### What you need to do
Take down each entry exactly as written.

-- START --

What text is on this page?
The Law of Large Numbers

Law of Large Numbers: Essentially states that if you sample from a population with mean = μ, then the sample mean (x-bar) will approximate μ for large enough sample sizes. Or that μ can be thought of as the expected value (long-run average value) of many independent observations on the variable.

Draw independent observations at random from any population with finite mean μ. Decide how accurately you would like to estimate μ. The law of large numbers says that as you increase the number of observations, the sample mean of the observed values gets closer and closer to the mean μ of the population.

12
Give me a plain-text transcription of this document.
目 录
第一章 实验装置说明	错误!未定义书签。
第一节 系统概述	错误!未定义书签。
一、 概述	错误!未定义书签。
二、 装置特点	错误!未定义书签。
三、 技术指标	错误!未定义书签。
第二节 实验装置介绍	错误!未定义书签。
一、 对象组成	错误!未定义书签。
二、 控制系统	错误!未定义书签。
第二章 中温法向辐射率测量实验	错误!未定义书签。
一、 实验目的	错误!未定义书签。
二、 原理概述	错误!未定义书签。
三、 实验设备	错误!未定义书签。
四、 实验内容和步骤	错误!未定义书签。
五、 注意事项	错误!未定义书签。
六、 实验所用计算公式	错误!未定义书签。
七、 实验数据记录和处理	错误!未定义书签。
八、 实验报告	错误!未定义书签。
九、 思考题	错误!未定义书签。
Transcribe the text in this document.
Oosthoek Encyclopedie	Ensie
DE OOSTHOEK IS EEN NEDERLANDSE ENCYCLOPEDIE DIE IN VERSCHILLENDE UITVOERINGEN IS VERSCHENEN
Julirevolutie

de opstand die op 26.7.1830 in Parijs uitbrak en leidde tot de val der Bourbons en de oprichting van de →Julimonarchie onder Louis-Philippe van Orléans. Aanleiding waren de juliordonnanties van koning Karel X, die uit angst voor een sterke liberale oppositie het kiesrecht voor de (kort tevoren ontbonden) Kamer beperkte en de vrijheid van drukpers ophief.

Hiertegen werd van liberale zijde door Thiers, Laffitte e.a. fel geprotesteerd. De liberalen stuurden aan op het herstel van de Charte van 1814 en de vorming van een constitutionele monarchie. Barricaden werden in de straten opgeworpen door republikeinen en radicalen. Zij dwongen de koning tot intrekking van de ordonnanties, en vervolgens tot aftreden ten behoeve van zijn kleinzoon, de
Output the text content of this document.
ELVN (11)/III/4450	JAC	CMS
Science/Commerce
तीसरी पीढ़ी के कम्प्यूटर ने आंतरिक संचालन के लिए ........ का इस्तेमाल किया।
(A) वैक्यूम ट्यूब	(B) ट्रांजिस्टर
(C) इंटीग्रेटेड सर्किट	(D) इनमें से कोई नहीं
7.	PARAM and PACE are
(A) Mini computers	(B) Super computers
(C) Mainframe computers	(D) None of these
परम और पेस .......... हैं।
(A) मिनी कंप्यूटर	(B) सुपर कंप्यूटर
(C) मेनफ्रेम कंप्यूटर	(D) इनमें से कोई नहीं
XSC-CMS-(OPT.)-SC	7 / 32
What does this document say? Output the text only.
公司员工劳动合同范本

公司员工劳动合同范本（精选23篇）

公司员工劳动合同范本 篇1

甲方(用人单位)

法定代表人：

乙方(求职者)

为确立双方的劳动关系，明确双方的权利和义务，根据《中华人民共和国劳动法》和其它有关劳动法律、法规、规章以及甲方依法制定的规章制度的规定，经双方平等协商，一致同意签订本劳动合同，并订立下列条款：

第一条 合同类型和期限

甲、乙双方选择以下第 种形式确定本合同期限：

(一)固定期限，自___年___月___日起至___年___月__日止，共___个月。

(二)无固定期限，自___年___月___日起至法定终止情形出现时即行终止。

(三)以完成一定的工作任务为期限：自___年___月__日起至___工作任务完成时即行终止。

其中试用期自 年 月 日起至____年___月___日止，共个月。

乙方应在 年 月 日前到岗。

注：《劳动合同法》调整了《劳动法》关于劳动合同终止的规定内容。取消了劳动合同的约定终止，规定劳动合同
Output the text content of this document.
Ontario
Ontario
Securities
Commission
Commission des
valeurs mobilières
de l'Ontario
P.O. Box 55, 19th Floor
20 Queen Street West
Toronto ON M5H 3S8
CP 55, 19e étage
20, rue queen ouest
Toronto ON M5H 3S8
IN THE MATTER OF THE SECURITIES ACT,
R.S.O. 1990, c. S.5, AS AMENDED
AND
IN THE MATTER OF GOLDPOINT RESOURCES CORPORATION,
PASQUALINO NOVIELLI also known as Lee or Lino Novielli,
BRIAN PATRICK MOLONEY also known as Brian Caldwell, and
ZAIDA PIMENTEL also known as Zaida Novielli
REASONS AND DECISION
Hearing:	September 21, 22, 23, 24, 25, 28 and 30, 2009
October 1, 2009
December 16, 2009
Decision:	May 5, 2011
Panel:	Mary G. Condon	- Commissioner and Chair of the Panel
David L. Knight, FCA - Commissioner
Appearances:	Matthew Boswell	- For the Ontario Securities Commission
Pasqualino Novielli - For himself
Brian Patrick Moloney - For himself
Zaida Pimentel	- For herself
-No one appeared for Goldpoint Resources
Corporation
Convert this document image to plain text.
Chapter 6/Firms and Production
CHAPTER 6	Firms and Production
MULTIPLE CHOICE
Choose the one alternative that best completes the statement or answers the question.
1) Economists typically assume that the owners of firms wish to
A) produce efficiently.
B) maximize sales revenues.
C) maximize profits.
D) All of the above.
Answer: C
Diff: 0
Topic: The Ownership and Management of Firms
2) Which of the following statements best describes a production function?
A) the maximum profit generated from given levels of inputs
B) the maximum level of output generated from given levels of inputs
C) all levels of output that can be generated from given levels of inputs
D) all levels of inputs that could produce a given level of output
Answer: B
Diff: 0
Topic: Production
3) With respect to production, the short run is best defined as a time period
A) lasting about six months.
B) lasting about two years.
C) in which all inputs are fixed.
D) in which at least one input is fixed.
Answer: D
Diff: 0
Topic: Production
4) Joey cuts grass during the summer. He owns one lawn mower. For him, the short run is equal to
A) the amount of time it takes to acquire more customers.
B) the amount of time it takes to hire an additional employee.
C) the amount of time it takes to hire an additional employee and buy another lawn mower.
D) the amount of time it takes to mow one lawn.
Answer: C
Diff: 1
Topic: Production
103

-- END --

### Correct result
What text is on this page?
The Law of Large Numbers

Law of Large Numbers: Essentially states that if you sample from a population with mean = μ, then the sample mean (x-bar) will approximate μ for large enough sample sizes. Or that μ can be thought of as the expected value (long-run average value) of many independent observations on the variable.

Draw independent observations at random from any population with finite mean μ. Decide how accurately you would like to estimate μ. The law of large numbers says that as you increase the number of observations, the sample mean of the observed values gets closer and closer to the mean μ of the population.

12
Give me a plain-text transcription of this document.
目 录
第一章 实验装置说明	错误!未定义书签。
第一节 系统概述	错误!未定义书签。
一、 概述	错误!未定义书签。
二、 装置特点	错误!未定义书签。
三、 技术指标	错误!未定义书签。
第二节 实验装置介绍	错误!未定义书签。
一、 对象组成	错误!未定义书签。
二、 控制系统	错误!未定义书签。
第二章 中温法向辐射率测量实验	错误!未定义书签。
一、 实验目的	错误!未定义书签。
二、 原理概述	错误!未定义书签。
三、 实验设备	错误!未定义书签。
四、 实验内容和步骤	错误!未定义书签。
五、 注意事项	错误!未定义书签。
六、 实验所用计算公式	错误!未定义书签。
七、 实验数据记录和处理	错误!未定义书签。
八、 实验报告	错误!未定义书签。
九、 思考题	错误!未定义书签。
Transcribe the text in this document.
Oosthoek Encyclopedie	Ensie
DE OOSTHOEK IS EEN NEDERLANDSE ENCYCLOPEDIE DIE IN VERSCHILLENDE UITVOERINGEN IS VERSCHENEN
Julirevolutie

de opstand die op 26.7.1830 in Parijs uitbrak en leidde tot de val der Bourbons en de oprichting van de →Julimonarchie onder Louis-Philippe van Orléans. Aanleiding waren de juliordonnanties van koning Karel X, die uit angst voor een sterke liberale oppositie het kiesrecht voor de (kort tevoren ontbonden) Kamer beperkte en de vrijheid van drukpers ophief.

Hiertegen werd van liberale zijde door Thiers, Laffitte e.a. fel geprotesteerd. De liberalen stuurden aan op het herstel van de Charte van 1814 en de vorming van een constitutionele monarchie. Barricaden werden in de straten opgeworpen door republikeinen en radicalen. Zij dwongen de koning tot intrekking van de ordonnanties, en vervolgens tot aftreden ten behoeve van zijn kleinzoon, de
Output the text content of this document.
ELVN (11)/III/4450	JAC	CMS
Science/Commerce
तीसरी पीढ़ी के कम्प्यूटर ने आंतरिक संचालन के लिए ........ का इस्तेमाल किया।
(A) वैक्यूम ट्यूब	(B) ट्रांजिस्टर
(C) इंटीग्रेटेड सर्किट	(D) इनमें से कोई नहीं
7.	PARAM and PACE are
(A) Mini computers	(B) Super computers
(C) Mainframe computers	(D) None of these
परम और पेस .......... हैं।
(A) मिनी कंप्यूटर	(B) सुपर कंप्यूटर
(C) मेनफ्रेम कंप्यूटर	(D) इनमें से कोई नहीं
XSC-CMS-(OPT.)-SC	7 / 32
What does this document say? Output the text only.
公司员工劳动合同范本

公司员工劳动合同范本（精选23篇）

公司员工劳动合同范本 篇1

甲方(用人单位)

法定代表人：

乙方(求职者)

为确立双方的劳动关系，明确双方的权利和义务，根据《中华人民共和国劳动法》和其它有关劳动法律、法规、规章以及甲方依法制定的规章制度的规定，经双方平等协商，一致同意签订本劳动合同，并订立下列条款：

第一条 合同类型和期限

甲、乙双方选择以下第 种形式确定本合同期限：

(一)固定期限，自___年___月___日起至___年___月__日止，共___个月。

(二)无固定期限，自___年___月___日起至法定终止情形出现时即行终止。

(三)以完成一定的工作任务为期限：自___年___月__日起至___工作任务完成时即行终止。

其中试用期自 年 月 日起至____年___月___日止，共个月。

乙方应在 年 月 日前到岗。

注：《劳动合同法》调整了《劳动法》关于劳动合同终止的规定内容。取消了劳动合同的约定终止，规定劳动合同
Output the text content of this document.
Ontario
Ontario
Securities
Commission
Commission des
valeurs mobilières
de l'Ontario
P.O. Box 55, 19th Floor
20 Queen Street West
Toronto ON M5H 3S8
CP 55, 19e étage
20, rue queen ouest
Toronto ON M5H 3S8
IN THE MATTER OF THE SECURITIES ACT,
R.S.O. 1990, c. S.5, AS AMENDED
AND
IN THE MATTER OF GOLDPOINT RESOURCES CORPORATION,
PASQUALINO NOVIELLI also known as Lee or Lino Novielli,
BRIAN PATRICK MOLONEY also known as Brian Caldwell, and
ZAIDA PIMENTEL also known as Zaida Novielli
REASONS AND DECISION
Hearing:	September 21, 22, 23, 24, 25, 28 and 30, 2009
October 1, 2009
December 16, 2009
Decision:	May 5, 2011
Panel:	Mary G. Condon	- Commissioner and Chair of the Panel
David L. Knight, FCA - Commissioner
Appearances:	Matthew Boswell	- For the Ontario Securities Commission
Pasqualino Novielli - For himself
Brian Patrick Moloney - For himself
Zaida Pimentel	- For herself
-No one appeared for Goldpoint Resources
Corporation
Convert this document image to plain text.
Chapter 6/Firms and Production
CHAPTER 6	Firms and Production
MULTIPLE CHOICE
Choose the one alternative that best completes the statement or answers the question.
1) Economists typically assume that the owners of firms wish to
A) produce efficiently.
B) maximize sales revenues.
C) maximize profits.
D) All of the above.
Answer: C
Diff: 0
Topic: The Ownership and Management of Firms
2) Which of the following statements best describes a production function?
A) the maximum profit generated from given levels of inputs
B) the maximum level of output generated from given levels of inputs
C) all levels of output that can be generated from given levels of inputs
D) all levels of inputs that could produce a given level of output
Answer: B
Diff: 0
Topic: Production
3) With respect to production, the short run is best defined as a time period
A) lasting about six months.
B) lasting about two years.
C) in which all inputs are fixed.
D) in which at least one input is fixed.
Answer: D
Diff: 0
Topic: Production
4) Joey cuts grass during the summer. He owns one lawn mower. For him, the short run is equal to
A) the amount of time it takes to acquire more customers.
B) the amount of time it takes to hire an additional employee.
C) the amount of time it takes to hire an additional employee and buy another lawn mower.
D) the amount of time it takes to mow one lawn.
Answer: C
Diff: 1
Topic: Production
103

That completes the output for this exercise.